Stated task: Below are the records. List every line holding the word "this".

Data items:
■ ■ ■ ■
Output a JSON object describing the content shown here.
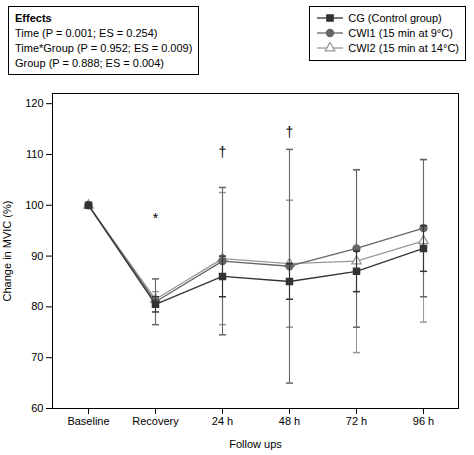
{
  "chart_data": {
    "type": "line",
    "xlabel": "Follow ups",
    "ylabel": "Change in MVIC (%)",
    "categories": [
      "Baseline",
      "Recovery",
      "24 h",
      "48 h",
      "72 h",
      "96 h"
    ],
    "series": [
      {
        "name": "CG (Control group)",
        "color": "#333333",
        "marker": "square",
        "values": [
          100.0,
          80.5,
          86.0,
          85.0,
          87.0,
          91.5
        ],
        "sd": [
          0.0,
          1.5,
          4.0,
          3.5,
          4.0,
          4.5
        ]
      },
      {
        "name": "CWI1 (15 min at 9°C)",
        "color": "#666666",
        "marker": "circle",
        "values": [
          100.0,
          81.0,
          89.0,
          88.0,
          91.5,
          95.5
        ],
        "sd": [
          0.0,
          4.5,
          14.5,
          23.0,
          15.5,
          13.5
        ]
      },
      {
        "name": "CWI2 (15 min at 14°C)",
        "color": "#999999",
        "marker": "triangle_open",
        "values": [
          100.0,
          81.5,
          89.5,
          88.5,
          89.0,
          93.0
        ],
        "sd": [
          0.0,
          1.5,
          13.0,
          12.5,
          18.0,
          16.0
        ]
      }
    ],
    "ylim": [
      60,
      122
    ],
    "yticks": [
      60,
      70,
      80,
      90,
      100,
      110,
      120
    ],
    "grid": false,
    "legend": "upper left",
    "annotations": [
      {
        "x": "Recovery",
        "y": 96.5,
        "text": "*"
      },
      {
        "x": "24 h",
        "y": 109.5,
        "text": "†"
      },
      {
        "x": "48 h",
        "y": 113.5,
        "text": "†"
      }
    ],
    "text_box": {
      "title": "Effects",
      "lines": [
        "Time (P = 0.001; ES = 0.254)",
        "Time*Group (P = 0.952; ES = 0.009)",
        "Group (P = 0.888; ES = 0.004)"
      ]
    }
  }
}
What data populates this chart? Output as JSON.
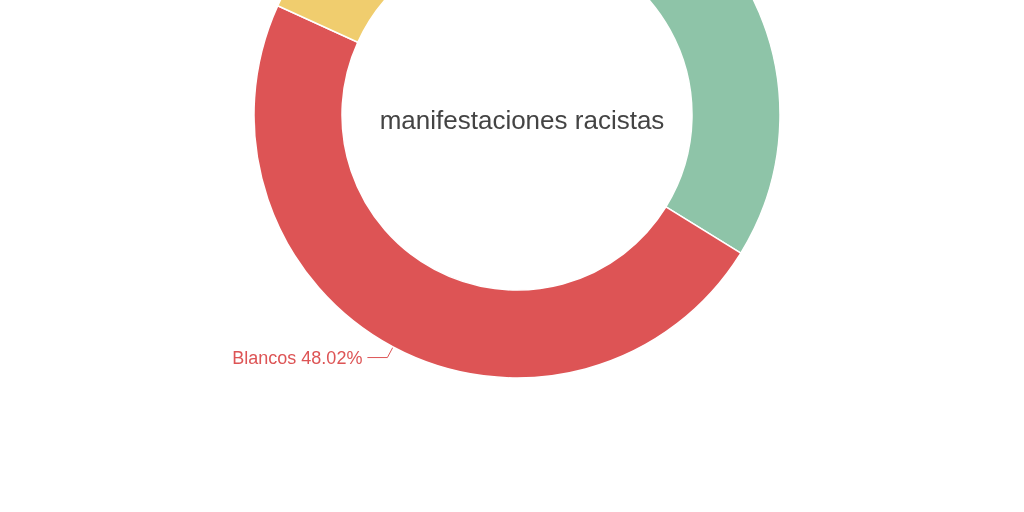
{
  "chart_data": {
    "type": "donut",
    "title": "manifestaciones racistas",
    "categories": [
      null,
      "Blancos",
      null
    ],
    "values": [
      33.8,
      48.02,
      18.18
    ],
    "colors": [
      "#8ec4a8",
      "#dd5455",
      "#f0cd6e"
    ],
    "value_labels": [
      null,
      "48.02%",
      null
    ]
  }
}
■ ■ ■ ■
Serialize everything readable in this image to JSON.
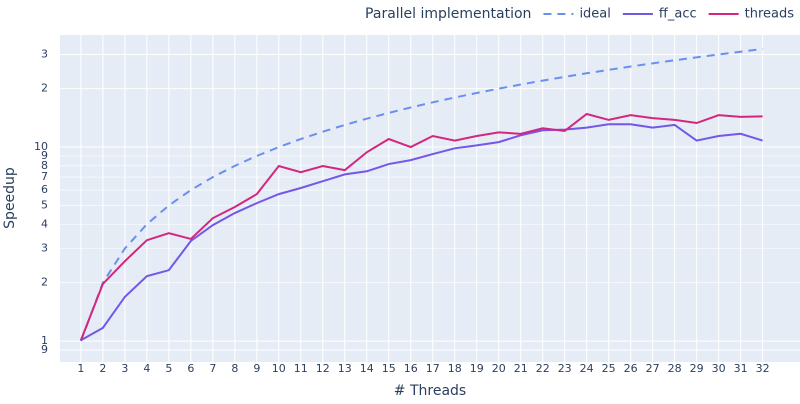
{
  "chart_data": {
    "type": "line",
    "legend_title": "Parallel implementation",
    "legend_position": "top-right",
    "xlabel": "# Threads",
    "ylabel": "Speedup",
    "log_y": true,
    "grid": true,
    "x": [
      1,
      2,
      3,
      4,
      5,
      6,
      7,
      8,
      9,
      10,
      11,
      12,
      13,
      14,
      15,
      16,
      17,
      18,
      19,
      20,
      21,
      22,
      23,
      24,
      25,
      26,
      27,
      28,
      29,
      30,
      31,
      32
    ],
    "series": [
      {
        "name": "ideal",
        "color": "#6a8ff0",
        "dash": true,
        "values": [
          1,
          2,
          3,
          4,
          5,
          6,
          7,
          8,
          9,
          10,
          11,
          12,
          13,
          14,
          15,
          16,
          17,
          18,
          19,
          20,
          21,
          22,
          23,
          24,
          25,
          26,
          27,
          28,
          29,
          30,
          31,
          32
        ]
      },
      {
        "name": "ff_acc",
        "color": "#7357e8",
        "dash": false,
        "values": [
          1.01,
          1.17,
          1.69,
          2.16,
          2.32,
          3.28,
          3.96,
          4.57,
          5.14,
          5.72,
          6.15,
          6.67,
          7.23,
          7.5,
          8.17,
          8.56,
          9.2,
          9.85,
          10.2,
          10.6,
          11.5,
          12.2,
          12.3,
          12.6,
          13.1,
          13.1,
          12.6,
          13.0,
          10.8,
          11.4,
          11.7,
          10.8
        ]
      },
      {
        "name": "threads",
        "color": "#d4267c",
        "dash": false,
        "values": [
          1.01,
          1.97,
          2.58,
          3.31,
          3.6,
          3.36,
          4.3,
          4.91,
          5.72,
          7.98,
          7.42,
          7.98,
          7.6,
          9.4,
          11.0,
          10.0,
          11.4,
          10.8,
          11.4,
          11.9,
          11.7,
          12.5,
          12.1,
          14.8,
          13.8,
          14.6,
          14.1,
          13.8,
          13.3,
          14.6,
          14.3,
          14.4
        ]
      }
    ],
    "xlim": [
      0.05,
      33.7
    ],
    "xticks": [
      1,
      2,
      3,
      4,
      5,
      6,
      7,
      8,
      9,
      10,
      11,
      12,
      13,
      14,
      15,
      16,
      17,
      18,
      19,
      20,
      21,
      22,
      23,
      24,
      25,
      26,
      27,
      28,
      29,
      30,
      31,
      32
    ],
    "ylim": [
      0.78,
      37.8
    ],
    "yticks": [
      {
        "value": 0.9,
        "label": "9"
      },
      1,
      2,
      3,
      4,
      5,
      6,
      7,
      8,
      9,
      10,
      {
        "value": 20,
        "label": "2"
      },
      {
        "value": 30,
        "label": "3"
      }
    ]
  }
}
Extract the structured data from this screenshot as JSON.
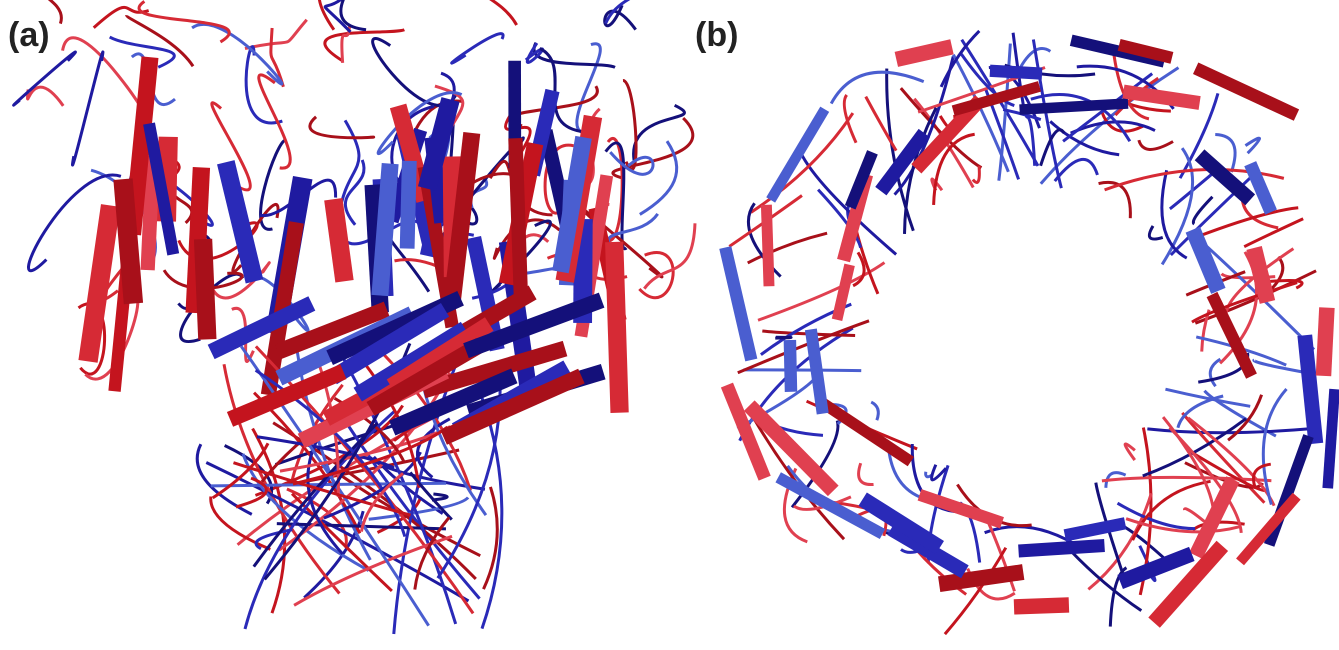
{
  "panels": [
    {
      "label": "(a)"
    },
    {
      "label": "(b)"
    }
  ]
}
■ ■ ■ ■
The response:
What data populates this chart? Output as JSON.
Serialize everything readable in this image to JSON.
Extract the structured data from this screenshot as JSON.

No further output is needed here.